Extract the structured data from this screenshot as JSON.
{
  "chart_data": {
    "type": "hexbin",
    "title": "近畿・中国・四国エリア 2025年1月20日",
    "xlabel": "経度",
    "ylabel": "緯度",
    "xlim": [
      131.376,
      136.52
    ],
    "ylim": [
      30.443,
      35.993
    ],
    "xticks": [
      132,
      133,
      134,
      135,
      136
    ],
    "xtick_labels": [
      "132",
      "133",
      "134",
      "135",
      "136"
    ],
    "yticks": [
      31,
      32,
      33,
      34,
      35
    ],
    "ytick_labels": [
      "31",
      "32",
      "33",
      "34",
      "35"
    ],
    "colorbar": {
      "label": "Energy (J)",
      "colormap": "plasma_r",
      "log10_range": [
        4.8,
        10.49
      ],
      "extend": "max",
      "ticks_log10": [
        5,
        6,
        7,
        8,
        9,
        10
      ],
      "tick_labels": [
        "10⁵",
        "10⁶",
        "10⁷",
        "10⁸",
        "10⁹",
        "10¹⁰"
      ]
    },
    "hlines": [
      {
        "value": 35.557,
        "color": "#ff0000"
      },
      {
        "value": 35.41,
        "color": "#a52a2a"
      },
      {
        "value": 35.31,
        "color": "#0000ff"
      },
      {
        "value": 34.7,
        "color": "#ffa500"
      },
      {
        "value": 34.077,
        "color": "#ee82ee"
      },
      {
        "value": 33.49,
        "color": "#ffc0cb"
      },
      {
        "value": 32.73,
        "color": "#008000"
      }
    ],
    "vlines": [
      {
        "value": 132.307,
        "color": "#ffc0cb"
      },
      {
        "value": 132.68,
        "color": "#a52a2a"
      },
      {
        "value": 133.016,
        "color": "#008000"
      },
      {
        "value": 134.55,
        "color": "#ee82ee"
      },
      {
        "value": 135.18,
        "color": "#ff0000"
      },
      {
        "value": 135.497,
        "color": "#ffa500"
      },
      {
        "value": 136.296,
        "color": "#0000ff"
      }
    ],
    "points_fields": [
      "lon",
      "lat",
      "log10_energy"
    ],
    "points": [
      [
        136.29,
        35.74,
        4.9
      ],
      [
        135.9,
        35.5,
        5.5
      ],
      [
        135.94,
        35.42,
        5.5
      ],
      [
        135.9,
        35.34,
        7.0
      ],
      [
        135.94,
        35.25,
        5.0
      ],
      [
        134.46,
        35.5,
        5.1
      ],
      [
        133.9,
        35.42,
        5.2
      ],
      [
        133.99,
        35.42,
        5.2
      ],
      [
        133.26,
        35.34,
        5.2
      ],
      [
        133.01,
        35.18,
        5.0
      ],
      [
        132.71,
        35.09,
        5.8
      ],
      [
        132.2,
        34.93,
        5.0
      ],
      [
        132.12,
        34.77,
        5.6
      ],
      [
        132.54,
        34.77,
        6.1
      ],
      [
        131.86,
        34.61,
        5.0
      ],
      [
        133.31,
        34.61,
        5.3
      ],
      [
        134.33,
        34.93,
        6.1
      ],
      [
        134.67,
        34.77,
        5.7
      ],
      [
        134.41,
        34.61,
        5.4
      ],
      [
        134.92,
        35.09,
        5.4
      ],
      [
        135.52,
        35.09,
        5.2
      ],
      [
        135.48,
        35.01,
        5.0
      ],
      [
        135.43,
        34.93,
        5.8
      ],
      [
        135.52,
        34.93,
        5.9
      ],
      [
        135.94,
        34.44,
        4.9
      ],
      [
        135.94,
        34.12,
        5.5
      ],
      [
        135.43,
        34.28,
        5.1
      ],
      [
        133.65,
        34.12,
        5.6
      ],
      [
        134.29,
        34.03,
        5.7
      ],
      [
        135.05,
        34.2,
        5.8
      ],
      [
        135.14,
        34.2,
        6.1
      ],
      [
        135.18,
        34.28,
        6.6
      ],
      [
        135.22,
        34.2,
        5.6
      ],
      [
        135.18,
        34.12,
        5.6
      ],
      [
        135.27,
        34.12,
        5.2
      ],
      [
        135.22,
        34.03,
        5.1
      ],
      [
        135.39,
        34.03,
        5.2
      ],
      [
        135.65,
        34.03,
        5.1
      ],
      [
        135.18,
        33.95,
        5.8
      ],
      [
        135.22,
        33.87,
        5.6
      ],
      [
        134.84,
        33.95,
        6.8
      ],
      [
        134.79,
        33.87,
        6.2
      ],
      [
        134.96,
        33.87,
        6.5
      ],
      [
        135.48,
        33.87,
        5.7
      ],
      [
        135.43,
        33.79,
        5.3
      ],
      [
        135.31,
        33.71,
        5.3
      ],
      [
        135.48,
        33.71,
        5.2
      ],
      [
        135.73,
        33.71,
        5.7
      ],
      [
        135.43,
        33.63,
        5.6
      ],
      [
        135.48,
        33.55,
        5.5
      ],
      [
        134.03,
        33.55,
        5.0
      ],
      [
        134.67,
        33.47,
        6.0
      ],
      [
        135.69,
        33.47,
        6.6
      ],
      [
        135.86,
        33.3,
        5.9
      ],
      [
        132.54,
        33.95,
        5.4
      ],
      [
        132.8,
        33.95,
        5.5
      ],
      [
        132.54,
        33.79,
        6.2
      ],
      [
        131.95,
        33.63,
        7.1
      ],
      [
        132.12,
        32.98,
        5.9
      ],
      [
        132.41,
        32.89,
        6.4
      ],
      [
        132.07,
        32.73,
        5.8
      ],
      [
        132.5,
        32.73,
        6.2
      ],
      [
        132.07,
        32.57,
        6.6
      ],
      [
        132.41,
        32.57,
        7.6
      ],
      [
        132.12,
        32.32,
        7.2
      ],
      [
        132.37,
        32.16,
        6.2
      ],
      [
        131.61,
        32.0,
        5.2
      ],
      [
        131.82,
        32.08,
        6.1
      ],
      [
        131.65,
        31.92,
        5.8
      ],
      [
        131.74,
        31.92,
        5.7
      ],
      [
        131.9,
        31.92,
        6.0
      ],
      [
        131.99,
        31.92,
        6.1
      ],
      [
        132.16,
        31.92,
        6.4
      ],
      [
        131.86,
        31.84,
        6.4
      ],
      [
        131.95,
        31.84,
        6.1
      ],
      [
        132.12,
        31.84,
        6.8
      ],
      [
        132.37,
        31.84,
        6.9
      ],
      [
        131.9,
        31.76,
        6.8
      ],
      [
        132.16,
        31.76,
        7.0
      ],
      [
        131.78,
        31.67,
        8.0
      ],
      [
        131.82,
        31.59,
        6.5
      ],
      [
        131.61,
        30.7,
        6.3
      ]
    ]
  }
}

================

* [Short task] Would you reproduce the material above in full, exactly as given?

* [Complete answer]
Extract the structured data from this screenshot as JSON.
{
  "chart_data": {
    "type": "hexbin",
    "title": "近畿・中国・四国エリア 2025年1月20日",
    "xlabel": "経度",
    "ylabel": "緯度",
    "xlim": [
      131.376,
      136.52
    ],
    "ylim": [
      30.443,
      35.993
    ],
    "xticks": [
      132,
      133,
      134,
      135,
      136
    ],
    "xtick_labels": [
      "132",
      "133",
      "134",
      "135",
      "136"
    ],
    "yticks": [
      31,
      32,
      33,
      34,
      35
    ],
    "ytick_labels": [
      "31",
      "32",
      "33",
      "34",
      "35"
    ],
    "colorbar": {
      "label": "Energy (J)",
      "colormap": "plasma_r",
      "log10_range": [
        4.8,
        10.49
      ],
      "extend": "max",
      "ticks_log10": [
        5,
        6,
        7,
        8,
        9,
        10
      ],
      "tick_labels": [
        "10⁵",
        "10⁶",
        "10⁷",
        "10⁸",
        "10⁹",
        "10¹⁰"
      ]
    },
    "hlines": [
      {
        "value": 35.557,
        "color": "#ff0000"
      },
      {
        "value": 35.41,
        "color": "#a52a2a"
      },
      {
        "value": 35.31,
        "color": "#0000ff"
      },
      {
        "value": 34.7,
        "color": "#ffa500"
      },
      {
        "value": 34.077,
        "color": "#ee82ee"
      },
      {
        "value": 33.49,
        "color": "#ffc0cb"
      },
      {
        "value": 32.73,
        "color": "#008000"
      }
    ],
    "vlines": [
      {
        "value": 132.307,
        "color": "#ffc0cb"
      },
      {
        "value": 132.68,
        "color": "#a52a2a"
      },
      {
        "value": 133.016,
        "color": "#008000"
      },
      {
        "value": 134.55,
        "color": "#ee82ee"
      },
      {
        "value": 135.18,
        "color": "#ff0000"
      },
      {
        "value": 135.497,
        "color": "#ffa500"
      },
      {
        "value": 136.296,
        "color": "#0000ff"
      }
    ],
    "points_fields": [
      "lon",
      "lat",
      "log10_energy"
    ],
    "points": [
      [
        136.29,
        35.74,
        4.9
      ],
      [
        135.9,
        35.5,
        5.5
      ],
      [
        135.94,
        35.42,
        5.5
      ],
      [
        135.9,
        35.34,
        7.0
      ],
      [
        135.94,
        35.25,
        5.0
      ],
      [
        134.46,
        35.5,
        5.1
      ],
      [
        133.9,
        35.42,
        5.2
      ],
      [
        133.99,
        35.42,
        5.2
      ],
      [
        133.26,
        35.34,
        5.2
      ],
      [
        133.01,
        35.18,
        5.0
      ],
      [
        132.71,
        35.09,
        5.8
      ],
      [
        132.2,
        34.93,
        5.0
      ],
      [
        132.12,
        34.77,
        5.6
      ],
      [
        132.54,
        34.77,
        6.1
      ],
      [
        131.86,
        34.61,
        5.0
      ],
      [
        133.31,
        34.61,
        5.3
      ],
      [
        134.33,
        34.93,
        6.1
      ],
      [
        134.67,
        34.77,
        5.7
      ],
      [
        134.41,
        34.61,
        5.4
      ],
      [
        134.92,
        35.09,
        5.4
      ],
      [
        135.52,
        35.09,
        5.2
      ],
      [
        135.48,
        35.01,
        5.0
      ],
      [
        135.43,
        34.93,
        5.8
      ],
      [
        135.52,
        34.93,
        5.9
      ],
      [
        135.94,
        34.44,
        4.9
      ],
      [
        135.94,
        34.12,
        5.5
      ],
      [
        135.43,
        34.28,
        5.1
      ],
      [
        133.65,
        34.12,
        5.6
      ],
      [
        134.29,
        34.03,
        5.7
      ],
      [
        135.05,
        34.2,
        5.8
      ],
      [
        135.14,
        34.2,
        6.1
      ],
      [
        135.18,
        34.28,
        6.6
      ],
      [
        135.22,
        34.2,
        5.6
      ],
      [
        135.18,
        34.12,
        5.6
      ],
      [
        135.27,
        34.12,
        5.2
      ],
      [
        135.22,
        34.03,
        5.1
      ],
      [
        135.39,
        34.03,
        5.2
      ],
      [
        135.65,
        34.03,
        5.1
      ],
      [
        135.18,
        33.95,
        5.8
      ],
      [
        135.22,
        33.87,
        5.6
      ],
      [
        134.84,
        33.95,
        6.8
      ],
      [
        134.79,
        33.87,
        6.2
      ],
      [
        134.96,
        33.87,
        6.5
      ],
      [
        135.48,
        33.87,
        5.7
      ],
      [
        135.43,
        33.79,
        5.3
      ],
      [
        135.31,
        33.71,
        5.3
      ],
      [
        135.48,
        33.71,
        5.2
      ],
      [
        135.73,
        33.71,
        5.7
      ],
      [
        135.43,
        33.63,
        5.6
      ],
      [
        135.48,
        33.55,
        5.5
      ],
      [
        134.03,
        33.55,
        5.0
      ],
      [
        134.67,
        33.47,
        6.0
      ],
      [
        135.69,
        33.47,
        6.6
      ],
      [
        135.86,
        33.3,
        5.9
      ],
      [
        132.54,
        33.95,
        5.4
      ],
      [
        132.8,
        33.95,
        5.5
      ],
      [
        132.54,
        33.79,
        6.2
      ],
      [
        131.95,
        33.63,
        7.1
      ],
      [
        132.12,
        32.98,
        5.9
      ],
      [
        132.41,
        32.89,
        6.4
      ],
      [
        132.07,
        32.73,
        5.8
      ],
      [
        132.5,
        32.73,
        6.2
      ],
      [
        132.07,
        32.57,
        6.6
      ],
      [
        132.41,
        32.57,
        7.6
      ],
      [
        132.12,
        32.32,
        7.2
      ],
      [
        132.37,
        32.16,
        6.2
      ],
      [
        131.61,
        32.0,
        5.2
      ],
      [
        131.82,
        32.08,
        6.1
      ],
      [
        131.65,
        31.92,
        5.8
      ],
      [
        131.74,
        31.92,
        5.7
      ],
      [
        131.9,
        31.92,
        6.0
      ],
      [
        131.99,
        31.92,
        6.1
      ],
      [
        132.16,
        31.92,
        6.4
      ],
      [
        131.86,
        31.84,
        6.4
      ],
      [
        131.95,
        31.84,
        6.1
      ],
      [
        132.12,
        31.84,
        6.8
      ],
      [
        132.37,
        31.84,
        6.9
      ],
      [
        131.9,
        31.76,
        6.8
      ],
      [
        132.16,
        31.76,
        7.0
      ],
      [
        131.78,
        31.67,
        8.0
      ],
      [
        131.82,
        31.59,
        6.5
      ],
      [
        131.61,
        30.7,
        6.3
      ]
    ]
  }
}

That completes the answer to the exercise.